TASK OBJECTIVE:
Leave the pictures out, and retype all of the material exactly as written.

Data records:
*****
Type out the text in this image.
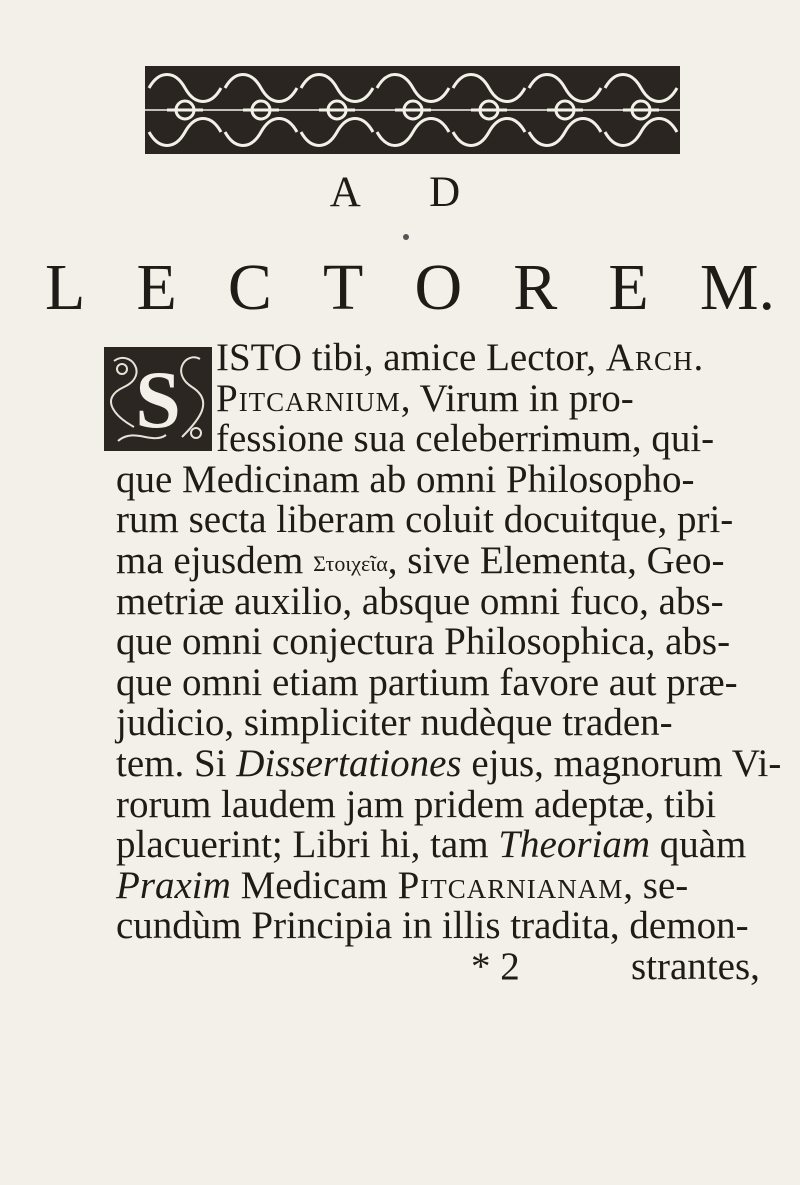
A D
L E C T O R E M.
S ISTO tibi, amice Lector, Arch.
Pitcarnium, Virum in pro-
fessione sua celeberrimum, qui-
que Medicinam ab omni Philosopho-
rum secta liberam coluit docuitque, pri-
ma ejusdem Στοιχεῖα, sive Elementa, Geo-
metriæ auxilio, absque omni fuco, abs-
que omni conjectura Philosophica, abs-
que omni etiam partium favore aut præ-
judicio, simpliciter nudèque traden-
tem. Si Dissertationes ejus, magnorum Vi-
rorum laudem jam pridem adeptæ, tibi
placuerint; Libri hi, tam Theoriam quàm
Praxim Medicam Pitcarnianam, se-
cundùm Principia in illis tradita, demon-
* 2	strantes,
*****
THE RESPONSE:
Type out the text in this image.
A D
L E C T O R E M.
S ISTO tibi, amice Lector, Arch.
Pitcarnium, Virum in pro-
fessione sua celeberrimum, qui-
que Medicinam ab omni Philosopho-
rum secta liberam coluit docuitque, pri-
ma ejusdem Στοιχεῖα, sive Elementa, Geo-
metriæ auxilio, absque omni fuco, abs-
que omni conjectura Philosophica, abs-
que omni etiam partium favore aut præ-
judicio, simpliciter nudèque traden-
tem. Si Dissertationes ejus, magnorum Vi-
rorum laudem jam pridem adeptæ, tibi
placuerint; Libri hi, tam Theoriam quàm
Praxim Medicam Pitcarnianam, se-
cundùm Principia in illis tradita, demon-
* 2	strantes,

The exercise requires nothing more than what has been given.